[Short problem]
Repeat every record below exactly as written.

[Provided information]
>> Begin
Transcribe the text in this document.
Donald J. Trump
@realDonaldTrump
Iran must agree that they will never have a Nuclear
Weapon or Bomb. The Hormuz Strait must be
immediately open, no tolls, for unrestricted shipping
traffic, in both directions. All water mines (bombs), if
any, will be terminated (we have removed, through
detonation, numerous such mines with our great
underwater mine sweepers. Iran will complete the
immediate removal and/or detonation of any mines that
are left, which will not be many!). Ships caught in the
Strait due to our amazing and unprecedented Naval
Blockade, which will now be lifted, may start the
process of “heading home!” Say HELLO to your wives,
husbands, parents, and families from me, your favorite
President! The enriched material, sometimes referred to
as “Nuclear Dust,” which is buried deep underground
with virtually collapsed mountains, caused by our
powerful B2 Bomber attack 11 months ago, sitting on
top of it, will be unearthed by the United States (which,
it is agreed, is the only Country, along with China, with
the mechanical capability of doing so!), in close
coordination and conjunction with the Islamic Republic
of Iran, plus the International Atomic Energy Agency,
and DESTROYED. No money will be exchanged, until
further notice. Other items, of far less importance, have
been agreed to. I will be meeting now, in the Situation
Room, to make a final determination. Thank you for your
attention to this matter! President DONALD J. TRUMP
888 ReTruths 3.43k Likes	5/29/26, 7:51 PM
>> End
[Expected answer]
Transcribe the text in this document.
Donald J. Trump
@realDonaldTrump
Iran must agree that they will never have a Nuclear
Weapon or Bomb. The Hormuz Strait must be
immediately open, no tolls, for unrestricted shipping
traffic, in both directions. All water mines (bombs), if
any, will be terminated (we have removed, through
detonation, numerous such mines with our great
underwater mine sweepers. Iran will complete the
immediate removal and/or detonation of any mines that
are left, which will not be many!). Ships caught in the
Strait due to our amazing and unprecedented Naval
Blockade, which will now be lifted, may start the
process of “heading home!” Say HELLO to your wives,
husbands, parents, and families from me, your favorite
President! The enriched material, sometimes referred to
as “Nuclear Dust,” which is buried deep underground
with virtually collapsed mountains, caused by our
powerful B2 Bomber attack 11 months ago, sitting on
top of it, will be unearthed by the United States (which,
it is agreed, is the only Country, along with China, with
the mechanical capability of doing so!), in close
coordination and conjunction with the Islamic Republic
of Iran, plus the International Atomic Energy Agency,
and DESTROYED. No money will be exchanged, until
further notice. Other items, of far less importance, have
been agreed to. I will be meeting now, in the Situation
Room, to make a final determination. Thank you for your
attention to this matter! President DONALD J. TRUMP
888 ReTruths 3.43k Likes	5/29/26, 7:51 PM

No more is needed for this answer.